[EXERCISE TASK] Reproduce only this part of the listing: the line with "Output the text content of this document.", plus every line after it through the last.
++++ DATA FOR THE TASK
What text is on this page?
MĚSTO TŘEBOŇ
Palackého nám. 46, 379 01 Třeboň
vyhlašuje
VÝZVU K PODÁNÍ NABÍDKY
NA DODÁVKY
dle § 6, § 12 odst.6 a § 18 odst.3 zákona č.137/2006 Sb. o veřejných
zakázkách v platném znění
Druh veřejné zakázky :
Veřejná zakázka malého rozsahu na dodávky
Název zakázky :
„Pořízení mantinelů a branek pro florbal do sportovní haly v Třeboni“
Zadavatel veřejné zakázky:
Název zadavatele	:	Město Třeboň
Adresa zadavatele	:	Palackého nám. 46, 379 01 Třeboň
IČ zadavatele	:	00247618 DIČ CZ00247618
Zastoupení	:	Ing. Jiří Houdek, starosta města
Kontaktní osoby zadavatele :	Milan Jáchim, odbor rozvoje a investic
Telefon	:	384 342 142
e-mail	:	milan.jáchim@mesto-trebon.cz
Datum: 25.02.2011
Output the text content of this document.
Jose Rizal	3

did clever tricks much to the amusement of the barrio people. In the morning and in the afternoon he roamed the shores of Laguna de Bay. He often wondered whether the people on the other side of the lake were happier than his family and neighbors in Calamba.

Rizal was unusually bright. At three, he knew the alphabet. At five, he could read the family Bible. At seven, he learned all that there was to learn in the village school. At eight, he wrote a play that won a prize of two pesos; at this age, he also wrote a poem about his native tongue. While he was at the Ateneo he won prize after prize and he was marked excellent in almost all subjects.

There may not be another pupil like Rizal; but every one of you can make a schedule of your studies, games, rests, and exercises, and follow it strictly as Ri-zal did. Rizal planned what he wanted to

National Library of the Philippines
++++++++
[THE RESULT]
Output the text content of this document.
Jose Rizal	3

did clever tricks much to the amusement of the barrio people. In the morning and in the afternoon he roamed the shores of Laguna de Bay. He often wondered whether the people on the other side of the lake were happier than his family and neighbors in Calamba.

Rizal was unusually bright. At three, he knew the alphabet. At five, he could read the family Bible. At seven, he learned all that there was to learn in the village school. At eight, he wrote a play that won a prize of two pesos; at this age, he also wrote a poem about his native tongue. While he was at the Ateneo he won prize after prize and he was marked excellent in almost all subjects.

There may not be another pupil like Rizal; but every one of you can make a schedule of your studies, games, rests, and exercises, and follow it strictly as Ri-zal did. Rizal planned what he wanted to

National Library of the Philippines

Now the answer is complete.